What you will do> Copy the lines of the records word for word, beginning with the line containing "Text: −: − bbox=[39, 78, 46, 87]" and ending with the line containing "Identify all the", both included.

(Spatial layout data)
---+---

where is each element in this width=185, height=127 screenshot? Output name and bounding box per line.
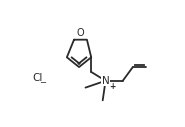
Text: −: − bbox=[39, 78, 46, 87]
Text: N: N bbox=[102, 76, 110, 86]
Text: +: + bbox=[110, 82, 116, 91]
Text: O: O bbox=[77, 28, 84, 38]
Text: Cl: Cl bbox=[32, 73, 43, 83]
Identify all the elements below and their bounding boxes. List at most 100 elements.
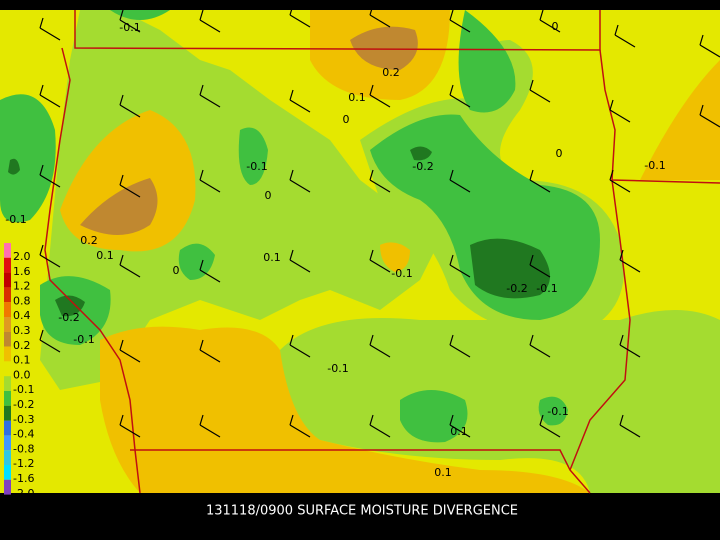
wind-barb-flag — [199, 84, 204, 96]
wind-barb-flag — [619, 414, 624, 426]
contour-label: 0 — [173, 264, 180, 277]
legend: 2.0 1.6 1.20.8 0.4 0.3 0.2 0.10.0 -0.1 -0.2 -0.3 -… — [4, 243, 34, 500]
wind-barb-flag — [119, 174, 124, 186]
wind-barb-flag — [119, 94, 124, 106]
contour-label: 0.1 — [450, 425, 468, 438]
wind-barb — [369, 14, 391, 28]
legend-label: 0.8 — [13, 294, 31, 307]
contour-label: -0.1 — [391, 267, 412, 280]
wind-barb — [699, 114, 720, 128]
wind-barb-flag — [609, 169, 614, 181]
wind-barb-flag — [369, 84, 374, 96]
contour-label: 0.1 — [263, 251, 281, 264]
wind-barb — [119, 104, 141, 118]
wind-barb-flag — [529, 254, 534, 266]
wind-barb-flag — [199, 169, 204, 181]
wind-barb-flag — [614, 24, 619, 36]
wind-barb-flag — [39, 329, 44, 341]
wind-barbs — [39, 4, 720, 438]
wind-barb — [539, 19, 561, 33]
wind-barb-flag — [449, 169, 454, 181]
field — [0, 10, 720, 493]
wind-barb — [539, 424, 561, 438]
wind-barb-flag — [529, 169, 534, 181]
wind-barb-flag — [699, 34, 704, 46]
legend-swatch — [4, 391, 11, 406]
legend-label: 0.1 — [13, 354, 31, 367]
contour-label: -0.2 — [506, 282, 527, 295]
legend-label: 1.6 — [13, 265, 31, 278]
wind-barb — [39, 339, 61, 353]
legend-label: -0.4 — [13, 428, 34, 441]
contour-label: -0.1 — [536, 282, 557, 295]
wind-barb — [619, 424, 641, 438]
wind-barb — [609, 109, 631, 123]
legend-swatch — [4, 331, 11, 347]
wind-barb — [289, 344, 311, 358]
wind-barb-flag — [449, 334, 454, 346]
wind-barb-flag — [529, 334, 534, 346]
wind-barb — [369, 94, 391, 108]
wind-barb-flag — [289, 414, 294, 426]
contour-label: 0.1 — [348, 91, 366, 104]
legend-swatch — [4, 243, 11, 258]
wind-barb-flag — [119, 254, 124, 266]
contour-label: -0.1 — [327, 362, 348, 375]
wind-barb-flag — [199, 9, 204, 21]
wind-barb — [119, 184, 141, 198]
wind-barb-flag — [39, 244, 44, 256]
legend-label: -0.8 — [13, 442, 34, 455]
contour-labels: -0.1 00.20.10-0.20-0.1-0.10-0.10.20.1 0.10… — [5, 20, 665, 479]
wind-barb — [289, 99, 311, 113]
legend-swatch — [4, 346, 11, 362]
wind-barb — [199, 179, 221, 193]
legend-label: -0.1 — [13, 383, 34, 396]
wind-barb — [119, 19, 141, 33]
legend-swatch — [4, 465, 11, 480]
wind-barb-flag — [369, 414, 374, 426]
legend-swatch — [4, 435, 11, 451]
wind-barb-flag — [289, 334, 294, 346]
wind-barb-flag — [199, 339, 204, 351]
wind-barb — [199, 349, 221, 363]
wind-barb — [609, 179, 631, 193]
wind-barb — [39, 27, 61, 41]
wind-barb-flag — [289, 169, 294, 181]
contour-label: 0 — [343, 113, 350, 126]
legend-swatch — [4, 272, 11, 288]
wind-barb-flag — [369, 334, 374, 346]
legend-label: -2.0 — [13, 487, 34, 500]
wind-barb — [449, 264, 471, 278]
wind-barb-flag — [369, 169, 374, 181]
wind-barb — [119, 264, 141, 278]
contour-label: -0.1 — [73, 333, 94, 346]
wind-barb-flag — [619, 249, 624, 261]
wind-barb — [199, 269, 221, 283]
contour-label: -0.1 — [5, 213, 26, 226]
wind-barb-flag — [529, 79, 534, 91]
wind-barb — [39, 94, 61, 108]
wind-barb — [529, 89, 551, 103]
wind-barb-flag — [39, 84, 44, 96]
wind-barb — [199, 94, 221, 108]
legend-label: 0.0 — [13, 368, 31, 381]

---+---

Finished answer>
Text: −: − bbox=[39, 78, 46, 87]
Text: N: N bbox=[102, 76, 110, 86]
Text: +: + bbox=[110, 82, 116, 91]
Text: O: O bbox=[77, 28, 84, 38]
Text: Cl: Cl bbox=[32, 73, 43, 83]
Identify all the elements below and their bounding boxes. List at most 100 elements.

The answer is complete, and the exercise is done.